(Excerpt from a dataset)

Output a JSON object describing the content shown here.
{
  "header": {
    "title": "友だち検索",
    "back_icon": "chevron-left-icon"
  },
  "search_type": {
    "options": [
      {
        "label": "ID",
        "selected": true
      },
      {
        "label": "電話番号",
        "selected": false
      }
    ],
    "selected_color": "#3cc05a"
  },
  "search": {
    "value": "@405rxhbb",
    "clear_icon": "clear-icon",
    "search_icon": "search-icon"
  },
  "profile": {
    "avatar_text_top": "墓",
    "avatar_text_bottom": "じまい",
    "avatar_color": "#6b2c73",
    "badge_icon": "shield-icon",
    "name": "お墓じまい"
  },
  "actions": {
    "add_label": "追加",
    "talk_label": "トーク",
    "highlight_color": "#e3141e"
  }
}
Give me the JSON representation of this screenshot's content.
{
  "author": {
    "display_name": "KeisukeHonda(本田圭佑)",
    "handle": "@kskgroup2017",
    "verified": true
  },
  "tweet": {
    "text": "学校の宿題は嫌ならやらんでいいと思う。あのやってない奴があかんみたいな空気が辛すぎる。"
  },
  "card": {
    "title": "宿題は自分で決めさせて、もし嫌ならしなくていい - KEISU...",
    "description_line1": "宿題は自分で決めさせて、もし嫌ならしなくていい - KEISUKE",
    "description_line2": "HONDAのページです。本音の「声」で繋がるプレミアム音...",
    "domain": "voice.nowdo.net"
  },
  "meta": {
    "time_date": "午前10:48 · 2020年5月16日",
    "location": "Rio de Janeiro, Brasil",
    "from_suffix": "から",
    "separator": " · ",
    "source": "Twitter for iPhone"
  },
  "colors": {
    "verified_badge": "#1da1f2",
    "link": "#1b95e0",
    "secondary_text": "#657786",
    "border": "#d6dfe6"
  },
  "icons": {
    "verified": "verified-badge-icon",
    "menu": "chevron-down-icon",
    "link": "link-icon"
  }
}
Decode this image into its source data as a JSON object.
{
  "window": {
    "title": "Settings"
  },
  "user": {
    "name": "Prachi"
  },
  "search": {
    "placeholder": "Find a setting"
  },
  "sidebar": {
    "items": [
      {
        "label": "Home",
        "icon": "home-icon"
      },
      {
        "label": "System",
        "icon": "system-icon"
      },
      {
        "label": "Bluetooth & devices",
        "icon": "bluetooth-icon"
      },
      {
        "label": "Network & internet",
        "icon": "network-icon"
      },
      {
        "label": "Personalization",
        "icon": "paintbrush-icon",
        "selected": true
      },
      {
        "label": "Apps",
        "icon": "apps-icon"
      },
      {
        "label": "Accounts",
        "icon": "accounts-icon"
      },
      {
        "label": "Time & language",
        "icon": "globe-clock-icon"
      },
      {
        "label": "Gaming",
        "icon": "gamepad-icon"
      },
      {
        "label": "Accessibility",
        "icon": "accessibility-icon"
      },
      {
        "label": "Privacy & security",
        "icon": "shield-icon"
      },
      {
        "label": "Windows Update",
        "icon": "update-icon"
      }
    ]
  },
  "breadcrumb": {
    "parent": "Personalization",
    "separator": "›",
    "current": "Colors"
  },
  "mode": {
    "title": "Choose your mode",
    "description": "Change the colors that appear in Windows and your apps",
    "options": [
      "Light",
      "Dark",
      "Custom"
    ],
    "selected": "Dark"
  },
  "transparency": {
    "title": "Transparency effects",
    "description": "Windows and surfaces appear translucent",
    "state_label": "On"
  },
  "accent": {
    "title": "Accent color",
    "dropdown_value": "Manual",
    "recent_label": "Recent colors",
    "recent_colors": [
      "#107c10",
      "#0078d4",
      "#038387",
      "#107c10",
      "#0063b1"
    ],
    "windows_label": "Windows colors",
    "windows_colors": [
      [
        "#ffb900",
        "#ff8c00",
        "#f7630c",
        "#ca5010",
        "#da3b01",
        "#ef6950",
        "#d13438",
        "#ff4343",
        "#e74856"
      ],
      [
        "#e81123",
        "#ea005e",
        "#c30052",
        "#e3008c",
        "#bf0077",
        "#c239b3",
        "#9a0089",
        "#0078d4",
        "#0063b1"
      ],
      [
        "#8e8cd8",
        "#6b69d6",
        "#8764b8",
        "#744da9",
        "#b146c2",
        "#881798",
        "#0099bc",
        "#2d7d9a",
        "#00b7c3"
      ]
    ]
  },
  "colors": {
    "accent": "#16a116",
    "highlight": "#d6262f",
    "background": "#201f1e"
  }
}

_Do this:_
Here, the records must be output exactly and in full.

_Exercise output:_
Output a JSON object describing the content shown here.
{
  "header": {
    "title": "友だち検索",
    "back_icon": "chevron-left-icon"
  },
  "search_type": {
    "options": [
      {
        "label": "ID",
        "selected": true
      },
      {
        "label": "電話番号",
        "selected": false
      }
    ],
    "selected_color": "#3cc05a"
  },
  "search": {
    "value": "@405rxhbb",
    "clear_icon": "clear-icon",
    "search_icon": "search-icon"
  },
  "profile": {
    "avatar_text_top": "墓",
    "avatar_text_bottom": "じまい",
    "avatar_color": "#6b2c73",
    "badge_icon": "shield-icon",
    "name": "お墓じまい"
  },
  "actions": {
    "add_label": "追加",
    "talk_label": "トーク",
    "highlight_color": "#e3141e"
  }
}
Give me the JSON representation of this screenshot's content.
{
  "author": {
    "display_name": "KeisukeHonda(本田圭佑)",
    "handle": "@kskgroup2017",
    "verified": true
  },
  "tweet": {
    "text": "学校の宿題は嫌ならやらんでいいと思う。あのやってない奴があかんみたいな空気が辛すぎる。"
  },
  "card": {
    "title": "宿題は自分で決めさせて、もし嫌ならしなくていい - KEISU...",
    "description_line1": "宿題は自分で決めさせて、もし嫌ならしなくていい - KEISUKE",
    "description_line2": "HONDAのページです。本音の「声」で繋がるプレミアム音...",
    "domain": "voice.nowdo.net"
  },
  "meta": {
    "time_date": "午前10:48 · 2020年5月16日",
    "location": "Rio de Janeiro, Brasil",
    "from_suffix": "から",
    "separator": " · ",
    "source": "Twitter for iPhone"
  },
  "colors": {
    "verified_badge": "#1da1f2",
    "link": "#1b95e0",
    "secondary_text": "#657786",
    "border": "#d6dfe6"
  },
  "icons": {
    "verified": "verified-badge-icon",
    "menu": "chevron-down-icon",
    "link": "link-icon"
  }
}
Decode this image into its source data as a JSON object.
{
  "window": {
    "title": "Settings"
  },
  "user": {
    "name": "Prachi"
  },
  "search": {
    "placeholder": "Find a setting"
  },
  "sidebar": {
    "items": [
      {
        "label": "Home",
        "icon": "home-icon"
      },
      {
        "label": "System",
        "icon": "system-icon"
      },
      {
        "label": "Bluetooth & devices",
        "icon": "bluetooth-icon"
      },
      {
        "label": "Network & internet",
        "icon": "network-icon"
      },
      {
        "label": "Personalization",
        "icon": "paintbrush-icon",
        "selected": true
      },
      {
        "label": "Apps",
        "icon": "apps-icon"
      },
      {
        "label": "Accounts",
        "icon": "accounts-icon"
      },
      {
        "label": "Time & language",
        "icon": "globe-clock-icon"
      },
      {
        "label": "Gaming",
        "icon": "gamepad-icon"
      },
      {
        "label": "Accessibility",
        "icon": "accessibility-icon"
      },
      {
        "label": "Privacy & security",
        "icon": "shield-icon"
      },
      {
        "label": "Windows Update",
        "icon": "update-icon"
      }
    ]
  },
  "breadcrumb": {
    "parent": "Personalization",
    "separator": "›",
    "current": "Colors"
  },
  "mode": {
    "title": "Choose your mode",
    "description": "Change the colors that appear in Windows and your apps",
    "options": [
      "Light",
      "Dark",
      "Custom"
    ],
    "selected": "Dark"
  },
  "transparency": {
    "title": "Transparency effects",
    "description": "Windows and surfaces appear translucent",
    "state_label": "On"
  },
  "accent": {
    "title": "Accent color",
    "dropdown_value": "Manual",
    "recent_label": "Recent colors",
    "recent_colors": [
      "#107c10",
      "#0078d4",
      "#038387",
      "#107c10",
      "#0063b1"
    ],
    "windows_label": "Windows colors",
    "windows_colors": [
      [
        "#ffb900",
        "#ff8c00",
        "#f7630c",
        "#ca5010",
        "#da3b01",
        "#ef6950",
        "#d13438",
        "#ff4343",
        "#e74856"
      ],
      [
        "#e81123",
        "#ea005e",
        "#c30052",
        "#e3008c",
        "#bf0077",
        "#c239b3",
        "#9a0089",
        "#0078d4",
        "#0063b1"
      ],
      [
        "#8e8cd8",
        "#6b69d6",
        "#8764b8",
        "#744da9",
        "#b146c2",
        "#881798",
        "#0099bc",
        "#2d7d9a",
        "#00b7c3"
      ]
    ]
  },
  "colors": {
    "accent": "#16a116",
    "highlight": "#d6262f",
    "background": "#201f1e"
  }
}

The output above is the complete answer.